Copy every entry below word for word, leaving out the picture.

....

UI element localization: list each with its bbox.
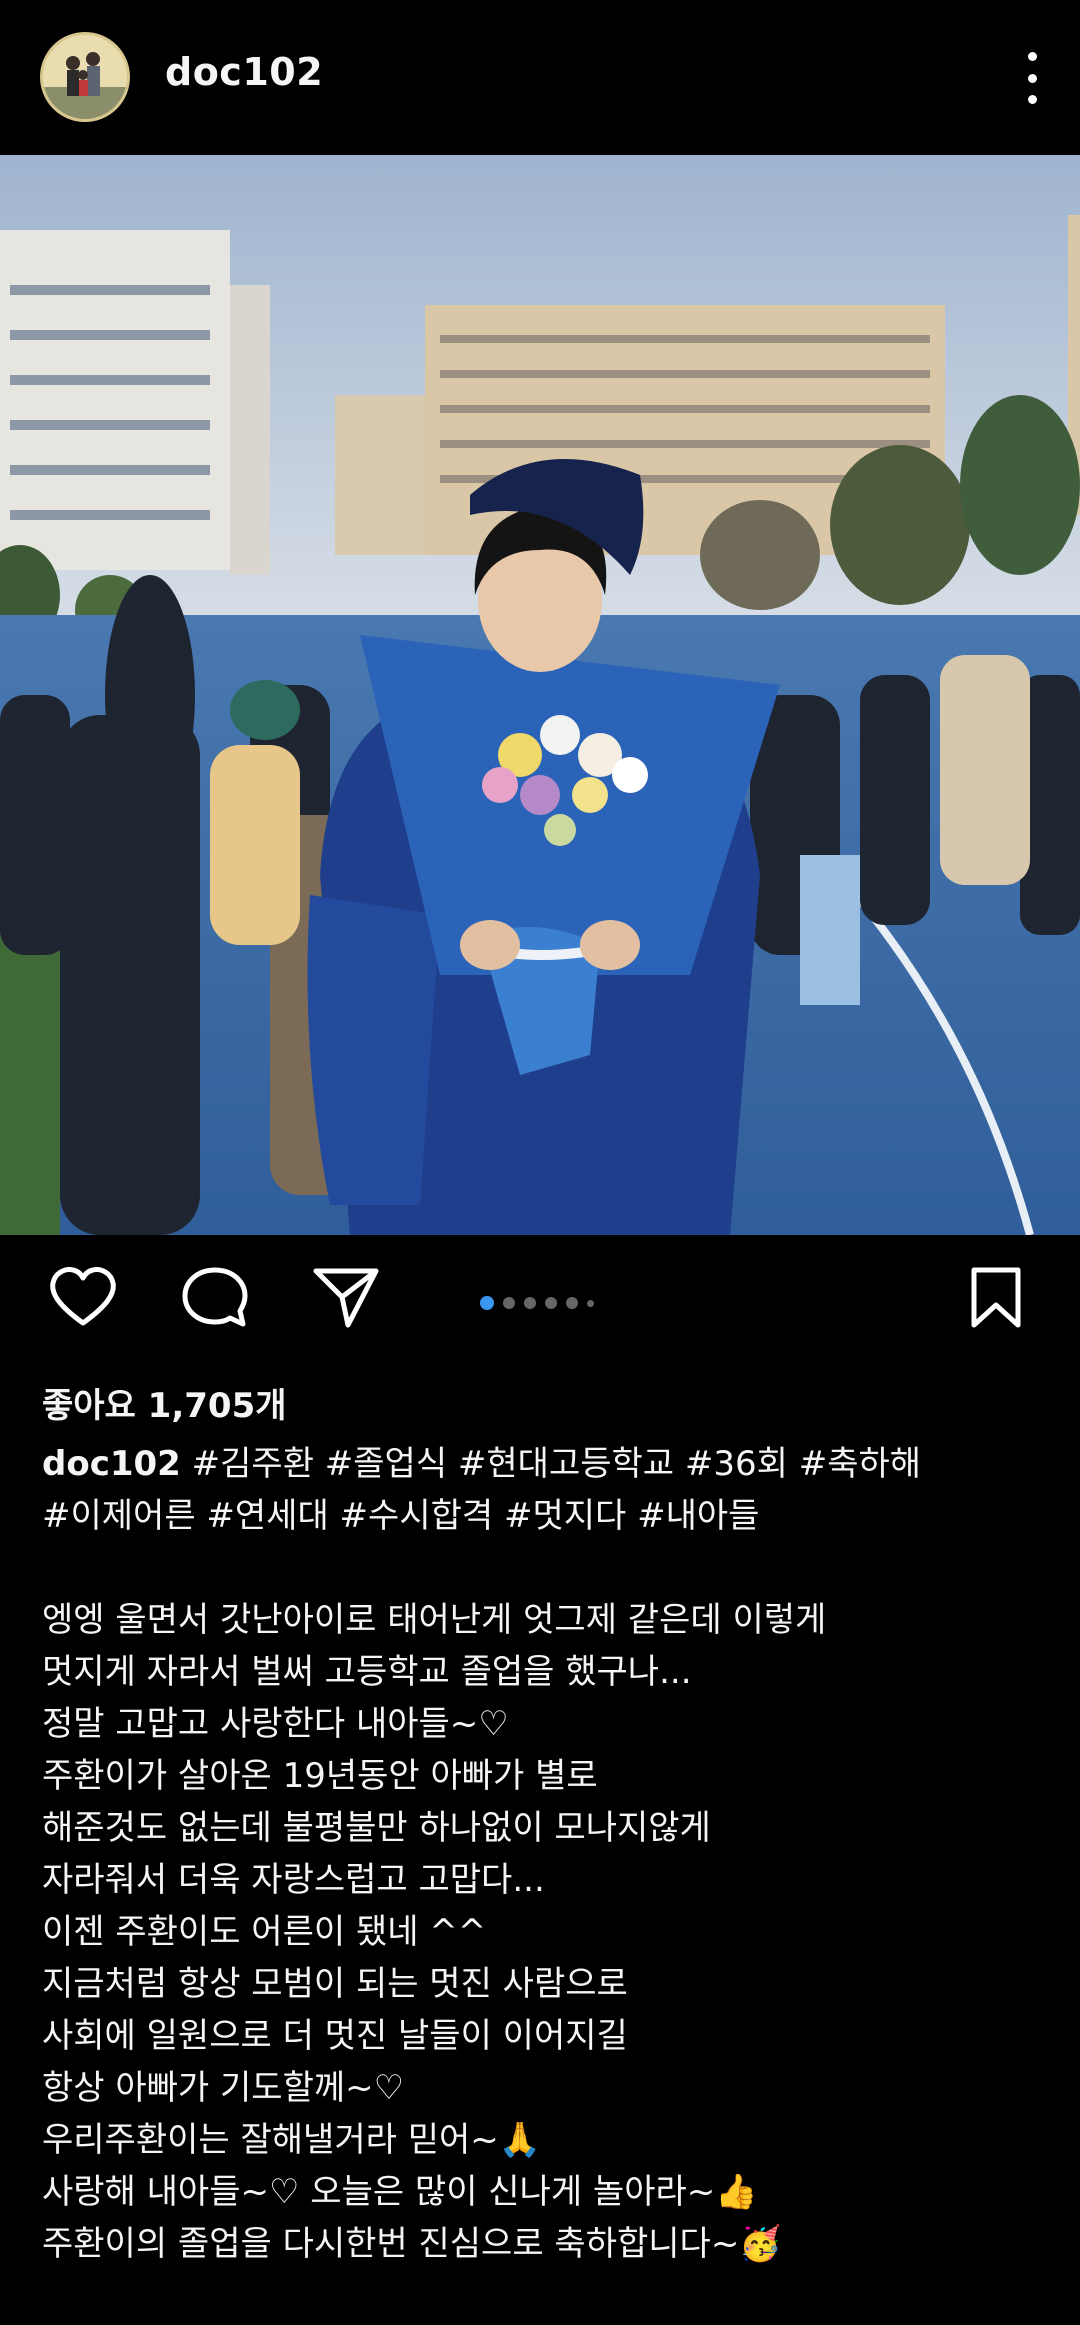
carousel-dot	[545, 1297, 557, 1309]
caption-line: 해준것도 없는데 불평불만 하나없이 모나지않게	[42, 1808, 711, 1848]
caption-username[interactable]: doc102	[42, 1444, 181, 1484]
caption-line: 사랑해 내아들~♡ 오늘은 많이 신나게 놀아라~👍	[42, 2172, 758, 2212]
share-icon[interactable]	[312, 1265, 382, 1333]
post-caption: doc102 #김주환 #졸업식 #현대고등학교 #36회 #축하해 #이제어른…	[42, 1438, 1042, 2270]
likes-count[interactable]: 좋아요 1,705개	[42, 1378, 287, 1427]
caption-line: 사회에 일원으로 더 멋진 날들이 이어지길	[42, 2016, 628, 2056]
carousel-indicator	[480, 1296, 594, 1310]
caption-line: 자라줘서 더욱 자랑스럽고 고맙다...	[42, 1860, 545, 1900]
caption-line: 항상 아빠가 기도할께~♡	[42, 2068, 405, 2108]
caption-line: 주환이의 졸업을 다시한번 진심으로 축하합니다~🥳	[42, 2224, 782, 2264]
caption-line: 지금처럼 항상 모범이 되는 멋진 사람으로	[42, 1964, 628, 2004]
carousel-dot	[524, 1297, 536, 1309]
avatar[interactable]	[40, 32, 130, 122]
caption-line: 주환이가 살아온 19년동안 아빠가 별로	[42, 1756, 598, 1796]
bookmark-icon[interactable]	[966, 1265, 1026, 1333]
caption-line: 이젠 주환이도 어른이 됐네 ^^	[42, 1912, 487, 1952]
carousel-dot	[566, 1297, 578, 1309]
heart-icon[interactable]	[48, 1265, 118, 1333]
caption-line: 우리주환이는 잘해낼거라 믿어~🙏	[42, 2120, 542, 2160]
caption-line: 멋지게 자라서 벌써 고등학교 졸업을 했구나...	[42, 1652, 692, 1692]
more-icon[interactable]	[1024, 52, 1040, 104]
header-username[interactable]: doc102	[165, 50, 323, 94]
carousel-dot	[503, 1297, 515, 1309]
carousel-dot	[587, 1299, 594, 1307]
hashtags-line-1[interactable]: #김주환 #졸업식 #현대고등학교 #36회 #축하해	[192, 1444, 921, 1484]
post-header: doc102	[0, 0, 1080, 155]
caption-line: 정말 고맙고 사랑한다 내아들~♡	[42, 1704, 509, 1744]
caption-line: 엥엥 울면서 갓난아이로 태어난게 엇그제 같은데 이렇게	[42, 1600, 827, 1640]
carousel-dot-active	[480, 1296, 494, 1310]
comment-icon[interactable]	[180, 1265, 250, 1333]
caption-body: 엥엥 울면서 갓난아이로 태어난게 엇그제 같은데 이렇게 멋지게 자라서 벌써…	[42, 1594, 1042, 2270]
hashtags-line-2[interactable]: #이제어른 #연세대 #수시합격 #멋지다 #내아들	[42, 1490, 1042, 1542]
post-photo[interactable]	[0, 155, 1080, 1235]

....

• [WRITTEN REPLY]
UI element localization: list each with its bbox.
carousel-dot	[545, 1297, 557, 1309]
caption-line: 해준것도 없는데 불평불만 하나없이 모나지않게	[42, 1808, 711, 1848]
caption-username[interactable]: doc102	[42, 1444, 181, 1484]
caption-line: 사랑해 내아들~♡ 오늘은 많이 신나게 놀아라~👍	[42, 2172, 758, 2212]
share-icon[interactable]	[312, 1265, 382, 1333]
post-caption: doc102 #김주환 #졸업식 #현대고등학교 #36회 #축하해 #이제어른…	[42, 1438, 1042, 2270]
likes-count[interactable]: 좋아요 1,705개	[42, 1378, 287, 1427]
caption-line: 사회에 일원으로 더 멋진 날들이 이어지길	[42, 2016, 628, 2056]
carousel-indicator	[480, 1296, 594, 1310]
caption-line: 자라줘서 더욱 자랑스럽고 고맙다...	[42, 1860, 545, 1900]
caption-line: 항상 아빠가 기도할께~♡	[42, 2068, 405, 2108]
caption-line: 주환이의 졸업을 다시한번 진심으로 축하합니다~🥳	[42, 2224, 782, 2264]
caption-line: 지금처럼 항상 모범이 되는 멋진 사람으로	[42, 1964, 628, 2004]
carousel-dot	[524, 1297, 536, 1309]
avatar[interactable]	[40, 32, 130, 122]
caption-line: 주환이가 살아온 19년동안 아빠가 별로	[42, 1756, 598, 1796]
bookmark-icon[interactable]	[966, 1265, 1026, 1333]
caption-line: 이젠 주환이도 어른이 됐네 ^^	[42, 1912, 487, 1952]
carousel-dot	[566, 1297, 578, 1309]
heart-icon[interactable]	[48, 1265, 118, 1333]
caption-line: 우리주환이는 잘해낼거라 믿어~🙏	[42, 2120, 542, 2160]
caption-line: 멋지게 자라서 벌써 고등학교 졸업을 했구나...	[42, 1652, 692, 1692]
more-icon[interactable]	[1024, 52, 1040, 104]
header-username[interactable]: doc102	[165, 50, 323, 94]
carousel-dot	[503, 1297, 515, 1309]
carousel-dot	[587, 1299, 594, 1307]
hashtags-line-1[interactable]: #김주환 #졸업식 #현대고등학교 #36회 #축하해	[192, 1444, 921, 1484]
post-header: doc102	[0, 0, 1080, 155]
caption-line: 정말 고맙고 사랑한다 내아들~♡	[42, 1704, 509, 1744]
caption-line: 엥엥 울면서 갓난아이로 태어난게 엇그제 같은데 이렇게	[42, 1600, 827, 1640]
carousel-dot-active	[480, 1296, 494, 1310]
comment-icon[interactable]	[180, 1265, 250, 1333]
caption-body: 엥엥 울면서 갓난아이로 태어난게 엇그제 같은데 이렇게 멋지게 자라서 벌써…	[42, 1594, 1042, 2270]
hashtags-line-2[interactable]: #이제어른 #연세대 #수시합격 #멋지다 #내아들	[42, 1490, 1042, 1542]
post-photo[interactable]	[0, 155, 1080, 1235]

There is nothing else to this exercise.